> _WHAT NEEDS TO BE DONE_
Take the data that follows and retype it word for word.

** start PROVIDED RECORDS **

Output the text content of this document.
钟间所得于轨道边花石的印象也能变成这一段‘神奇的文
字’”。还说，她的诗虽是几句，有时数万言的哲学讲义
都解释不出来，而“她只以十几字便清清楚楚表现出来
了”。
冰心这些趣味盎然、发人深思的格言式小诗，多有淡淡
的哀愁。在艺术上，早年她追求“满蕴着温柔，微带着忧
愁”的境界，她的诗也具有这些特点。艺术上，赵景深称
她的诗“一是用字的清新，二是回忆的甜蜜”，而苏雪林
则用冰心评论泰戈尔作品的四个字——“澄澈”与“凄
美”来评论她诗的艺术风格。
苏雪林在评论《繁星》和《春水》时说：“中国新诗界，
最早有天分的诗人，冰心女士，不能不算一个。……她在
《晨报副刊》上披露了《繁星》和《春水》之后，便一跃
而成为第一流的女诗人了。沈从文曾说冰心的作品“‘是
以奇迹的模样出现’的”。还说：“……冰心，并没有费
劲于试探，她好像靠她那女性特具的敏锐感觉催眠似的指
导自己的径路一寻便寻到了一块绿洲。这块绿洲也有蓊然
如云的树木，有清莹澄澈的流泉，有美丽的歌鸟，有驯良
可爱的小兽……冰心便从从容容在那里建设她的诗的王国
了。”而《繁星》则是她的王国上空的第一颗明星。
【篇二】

** end PROVIDED RECORDS **

> _RESULT OF THIS TASK_
Output the text content of this document.
钟间所得于轨道边花石的印象也能变成这一段‘神奇的文
字’”。还说，她的诗虽是几句，有时数万言的哲学讲义
都解释不出来，而“她只以十几字便清清楚楚表现出来
了”。
冰心这些趣味盎然、发人深思的格言式小诗，多有淡淡
的哀愁。在艺术上，早年她追求“满蕴着温柔，微带着忧
愁”的境界，她的诗也具有这些特点。艺术上，赵景深称
她的诗“一是用字的清新，二是回忆的甜蜜”，而苏雪林
则用冰心评论泰戈尔作品的四个字——“澄澈”与“凄
美”来评论她诗的艺术风格。
苏雪林在评论《繁星》和《春水》时说：“中国新诗界，
最早有天分的诗人，冰心女士，不能不算一个。……她在
《晨报副刊》上披露了《繁星》和《春水》之后，便一跃
而成为第一流的女诗人了。沈从文曾说冰心的作品“‘是
以奇迹的模样出现’的”。还说：“……冰心，并没有费
劲于试探，她好像靠她那女性特具的敏锐感觉催眠似的指
导自己的径路一寻便寻到了一块绿洲。这块绿洲也有蓊然
如云的树木，有清莹澄澈的流泉，有美丽的歌鸟，有驯良
可爱的小兽……冰心便从从容容在那里建设她的诗的王国
了。”而《繁星》则是她的王国上空的第一颗明星。
【篇二】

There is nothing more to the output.